- Problem
Your job is to retype all of the data word for word, leaving every image out.

- Listed records
+--

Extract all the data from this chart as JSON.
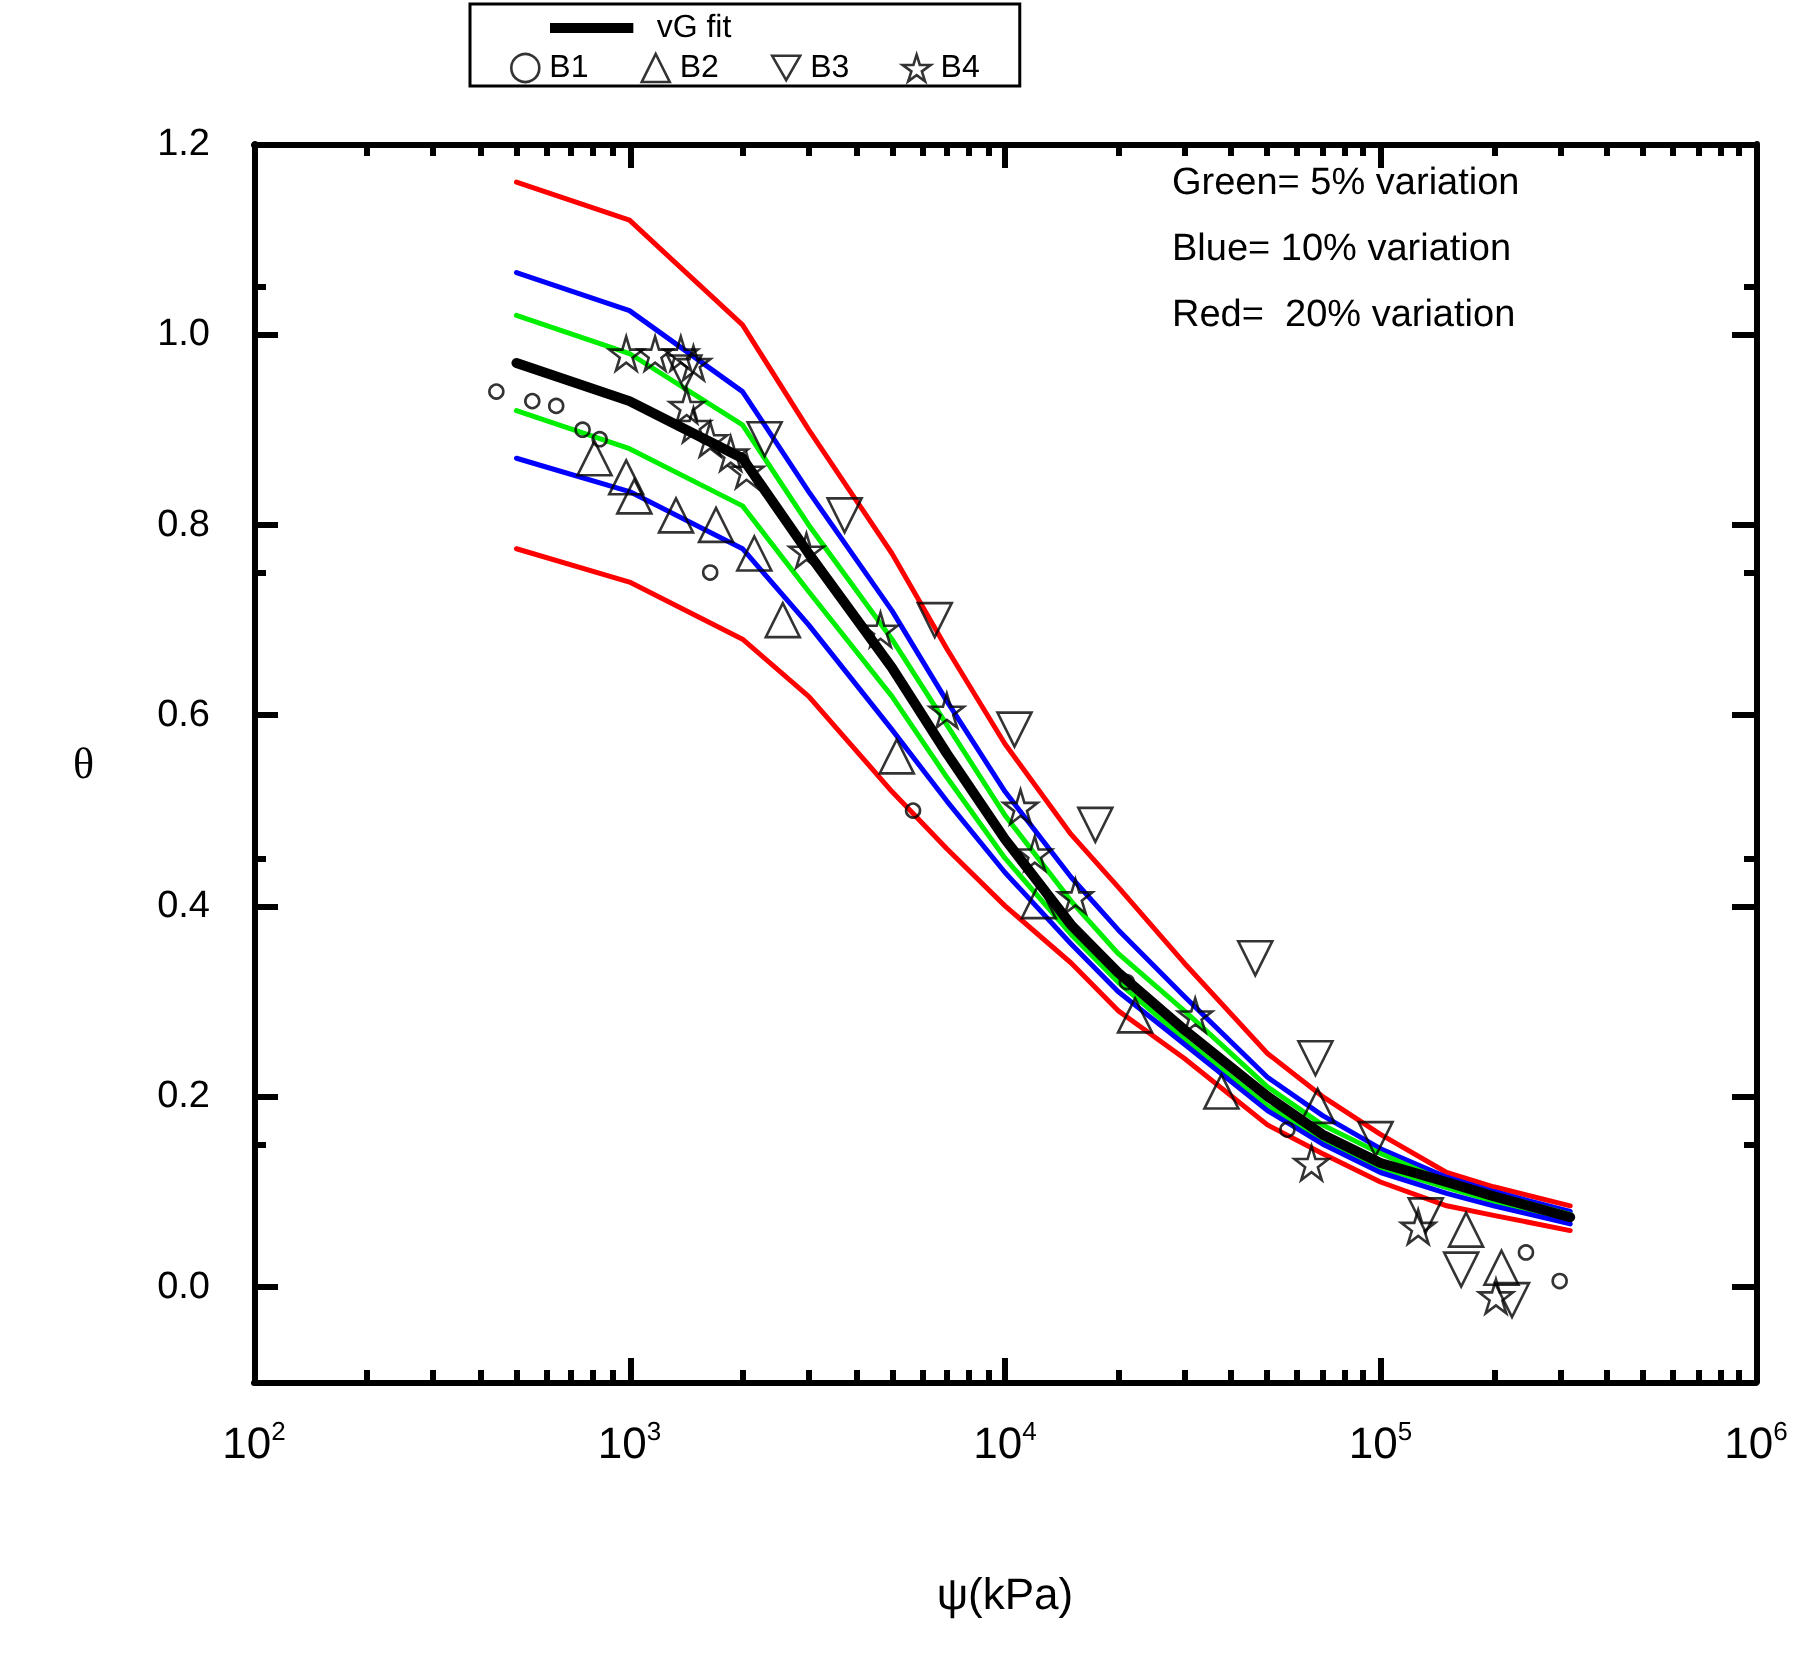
{
  "chart_data": {
    "type": "line",
    "xlabel": "ψ(kPa)",
    "ylabel": "θ",
    "log": "x",
    "xlim": [
      100,
      1000000
    ],
    "xticks": [
      {
        "value": 100,
        "label": "10$^{2}$"
      },
      {
        "value": 1000,
        "label": "10$^{3}$"
      },
      {
        "value": 10000,
        "label": "10$^{4}$"
      },
      {
        "value": 100000,
        "label": "10$^{5}$"
      },
      {
        "value": 1000000,
        "label": "10$^{6}$"
      }
    ],
    "ylim": [
      -0.1,
      1.2
    ],
    "yticks": [
      {
        "value": 0,
        "label": "0.0"
      },
      {
        "value": 0.2,
        "label": "0.2"
      },
      {
        "value": 0.4,
        "label": "0.4"
      },
      {
        "value": 0.6,
        "label": "0.6"
      },
      {
        "value": 0.8,
        "label": "0.8"
      },
      {
        "value": 1,
        "label": "1.0"
      },
      {
        "value": 1.2,
        "label": "1.2"
      }
    ],
    "grid": false,
    "legend": "top",
    "marker": "none",
    "line_style": "solid",
    "x": [
      500,
      1000,
      2000,
      3000,
      5000,
      7000,
      10000,
      15000,
      20000,
      30000,
      50000,
      70000,
      100000,
      150000,
      200000,
      320000
    ],
    "annotations": [
      "Green= 5% variation",
      "Blue= 10% variation",
      "Red=  20% variation"
    ],
    "series": [
      {
        "color": "#ff0000",
        "values": [
          1.16,
          1.12,
          1.01,
          0.9,
          0.77,
          0.67,
          0.57,
          0.475,
          0.42,
          0.34,
          0.245,
          0.2,
          0.16,
          0.12,
          0.105,
          0.085
        ]
      },
      {
        "color": "#0000ff",
        "values": [
          1.065,
          1.025,
          0.94,
          0.835,
          0.71,
          0.615,
          0.52,
          0.43,
          0.375,
          0.305,
          0.22,
          0.18,
          0.145,
          0.115,
          0.1,
          0.079
        ]
      },
      {
        "color": "#00ee00",
        "values": [
          1.02,
          0.98,
          0.905,
          0.8,
          0.68,
          0.59,
          0.495,
          0.405,
          0.35,
          0.29,
          0.21,
          0.17,
          0.14,
          0.11,
          0.097,
          0.076
        ]
      },
      {
        "color": "#00ee00",
        "values": [
          0.92,
          0.88,
          0.82,
          0.73,
          0.62,
          0.535,
          0.45,
          0.37,
          0.32,
          0.26,
          0.19,
          0.155,
          0.125,
          0.104,
          0.09,
          0.07
        ]
      },
      {
        "color": "#0000ff",
        "values": [
          0.87,
          0.835,
          0.775,
          0.695,
          0.585,
          0.51,
          0.435,
          0.36,
          0.31,
          0.255,
          0.185,
          0.15,
          0.12,
          0.098,
          0.085,
          0.066
        ]
      },
      {
        "color": "#ff0000",
        "values": [
          0.775,
          0.74,
          0.68,
          0.62,
          0.52,
          0.46,
          0.4,
          0.34,
          0.29,
          0.24,
          0.17,
          0.14,
          0.11,
          0.085,
          0.075,
          0.059
        ]
      },
      {
        "name": "vG fit",
        "color": "#000000",
        "values": [
          0.97,
          0.93,
          0.87,
          0.77,
          0.65,
          0.56,
          0.47,
          0.38,
          0.33,
          0.27,
          0.2,
          0.16,
          0.13,
          0.11,
          0.095,
          0.073
        ]
      },
      {
        "name": "B1",
        "type": "scatter",
        "marker": "circle",
        "color": "#000000",
        "x": [
          442,
          551,
          638,
          750,
          833,
          1640,
          5690,
          21100,
          56500,
          244000,
          300000
        ],
        "values": [
          0.94,
          0.93,
          0.925,
          0.9,
          0.89,
          0.75,
          0.5,
          0.32,
          0.165,
          0.036,
          0.006
        ]
      },
      {
        "name": "B2",
        "type": "scatter",
        "marker": "triangle",
        "color": "#000000",
        "x": [
          807,
          980,
          1030,
          1330,
          1700,
          2150,
          2560,
          5150,
          12300,
          22200,
          37700,
          68000,
          169000,
          210000
        ],
        "values": [
          0.87,
          0.85,
          0.83,
          0.81,
          0.8,
          0.77,
          0.7,
          0.557,
          0.405,
          0.285,
          0.205,
          0.19,
          0.06,
          0.02
        ]
      },
      {
        "name": "B3",
        "type": "scatter",
        "marker": "triangle-down",
        "color": "#000000",
        "x": [
          1400,
          2290,
          3740,
          6500,
          10600,
          17400,
          46400,
          67100,
          97000,
          132000,
          164000,
          224000
        ],
        "values": [
          0.96,
          0.89,
          0.81,
          0.7,
          0.585,
          0.485,
          0.345,
          0.24,
          0.155,
          0.075,
          0.018,
          -0.014
        ]
      },
      {
        "name": "B4",
        "type": "scatter",
        "marker": "star",
        "color": "#000000",
        "x": [
          980,
          1170,
          1370,
          1480,
          1420,
          1480,
          1640,
          1860,
          2050,
          2960,
          4660,
          7000,
          11000,
          12000,
          15400,
          32100,
          65500,
          126000,
          203000
        ],
        "values": [
          0.98,
          0.98,
          0.98,
          0.97,
          0.925,
          0.905,
          0.89,
          0.875,
          0.857,
          0.773,
          0.69,
          0.605,
          0.504,
          0.455,
          0.41,
          0.285,
          0.13,
          0.063,
          -0.01
        ]
      }
    ]
  }
}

+--

- Expected answer
Extract all the data from this chart as JSON.
{
  "chart_data": {
    "type": "line",
    "xlabel": "ψ(kPa)",
    "ylabel": "θ",
    "log": "x",
    "xlim": [
      100,
      1000000
    ],
    "xticks": [
      {
        "value": 100,
        "label": "10$^{2}$"
      },
      {
        "value": 1000,
        "label": "10$^{3}$"
      },
      {
        "value": 10000,
        "label": "10$^{4}$"
      },
      {
        "value": 100000,
        "label": "10$^{5}$"
      },
      {
        "value": 1000000,
        "label": "10$^{6}$"
      }
    ],
    "ylim": [
      -0.1,
      1.2
    ],
    "yticks": [
      {
        "value": 0,
        "label": "0.0"
      },
      {
        "value": 0.2,
        "label": "0.2"
      },
      {
        "value": 0.4,
        "label": "0.4"
      },
      {
        "value": 0.6,
        "label": "0.6"
      },
      {
        "value": 0.8,
        "label": "0.8"
      },
      {
        "value": 1,
        "label": "1.0"
      },
      {
        "value": 1.2,
        "label": "1.2"
      }
    ],
    "grid": false,
    "legend": "top",
    "marker": "none",
    "line_style": "solid",
    "x": [
      500,
      1000,
      2000,
      3000,
      5000,
      7000,
      10000,
      15000,
      20000,
      30000,
      50000,
      70000,
      100000,
      150000,
      200000,
      320000
    ],
    "annotations": [
      "Green= 5% variation",
      "Blue= 10% variation",
      "Red=  20% variation"
    ],
    "series": [
      {
        "color": "#ff0000",
        "values": [
          1.16,
          1.12,
          1.01,
          0.9,
          0.77,
          0.67,
          0.57,
          0.475,
          0.42,
          0.34,
          0.245,
          0.2,
          0.16,
          0.12,
          0.105,
          0.085
        ]
      },
      {
        "color": "#0000ff",
        "values": [
          1.065,
          1.025,
          0.94,
          0.835,
          0.71,
          0.615,
          0.52,
          0.43,
          0.375,
          0.305,
          0.22,
          0.18,
          0.145,
          0.115,
          0.1,
          0.079
        ]
      },
      {
        "color": "#00ee00",
        "values": [
          1.02,
          0.98,
          0.905,
          0.8,
          0.68,
          0.59,
          0.495,
          0.405,
          0.35,
          0.29,
          0.21,
          0.17,
          0.14,
          0.11,
          0.097,
          0.076
        ]
      },
      {
        "color": "#00ee00",
        "values": [
          0.92,
          0.88,
          0.82,
          0.73,
          0.62,
          0.535,
          0.45,
          0.37,
          0.32,
          0.26,
          0.19,
          0.155,
          0.125,
          0.104,
          0.09,
          0.07
        ]
      },
      {
        "color": "#0000ff",
        "values": [
          0.87,
          0.835,
          0.775,
          0.695,
          0.585,
          0.51,
          0.435,
          0.36,
          0.31,
          0.255,
          0.185,
          0.15,
          0.12,
          0.098,
          0.085,
          0.066
        ]
      },
      {
        "color": "#ff0000",
        "values": [
          0.775,
          0.74,
          0.68,
          0.62,
          0.52,
          0.46,
          0.4,
          0.34,
          0.29,
          0.24,
          0.17,
          0.14,
          0.11,
          0.085,
          0.075,
          0.059
        ]
      },
      {
        "name": "vG fit",
        "color": "#000000",
        "values": [
          0.97,
          0.93,
          0.87,
          0.77,
          0.65,
          0.56,
          0.47,
          0.38,
          0.33,
          0.27,
          0.2,
          0.16,
          0.13,
          0.11,
          0.095,
          0.073
        ]
      },
      {
        "name": "B1",
        "type": "scatter",
        "marker": "circle",
        "color": "#000000",
        "x": [
          442,
          551,
          638,
          750,
          833,
          1640,
          5690,
          21100,
          56500,
          244000,
          300000
        ],
        "values": [
          0.94,
          0.93,
          0.925,
          0.9,
          0.89,
          0.75,
          0.5,
          0.32,
          0.165,
          0.036,
          0.006
        ]
      },
      {
        "name": "B2",
        "type": "scatter",
        "marker": "triangle",
        "color": "#000000",
        "x": [
          807,
          980,
          1030,
          1330,
          1700,
          2150,
          2560,
          5150,
          12300,
          22200,
          37700,
          68000,
          169000,
          210000
        ],
        "values": [
          0.87,
          0.85,
          0.83,
          0.81,
          0.8,
          0.77,
          0.7,
          0.557,
          0.405,
          0.285,
          0.205,
          0.19,
          0.06,
          0.02
        ]
      },
      {
        "name": "B3",
        "type": "scatter",
        "marker": "triangle-down",
        "color": "#000000",
        "x": [
          1400,
          2290,
          3740,
          6500,
          10600,
          17400,
          46400,
          67100,
          97000,
          132000,
          164000,
          224000
        ],
        "values": [
          0.96,
          0.89,
          0.81,
          0.7,
          0.585,
          0.485,
          0.345,
          0.24,
          0.155,
          0.075,
          0.018,
          -0.014
        ]
      },
      {
        "name": "B4",
        "type": "scatter",
        "marker": "star",
        "color": "#000000",
        "x": [
          980,
          1170,
          1370,
          1480,
          1420,
          1480,
          1640,
          1860,
          2050,
          2960,
          4660,
          7000,
          11000,
          12000,
          15400,
          32100,
          65500,
          126000,
          203000
        ],
        "values": [
          0.98,
          0.98,
          0.98,
          0.97,
          0.925,
          0.905,
          0.89,
          0.875,
          0.857,
          0.773,
          0.69,
          0.605,
          0.504,
          0.455,
          0.41,
          0.285,
          0.13,
          0.063,
          -0.01
        ]
      }
    ]
  }
}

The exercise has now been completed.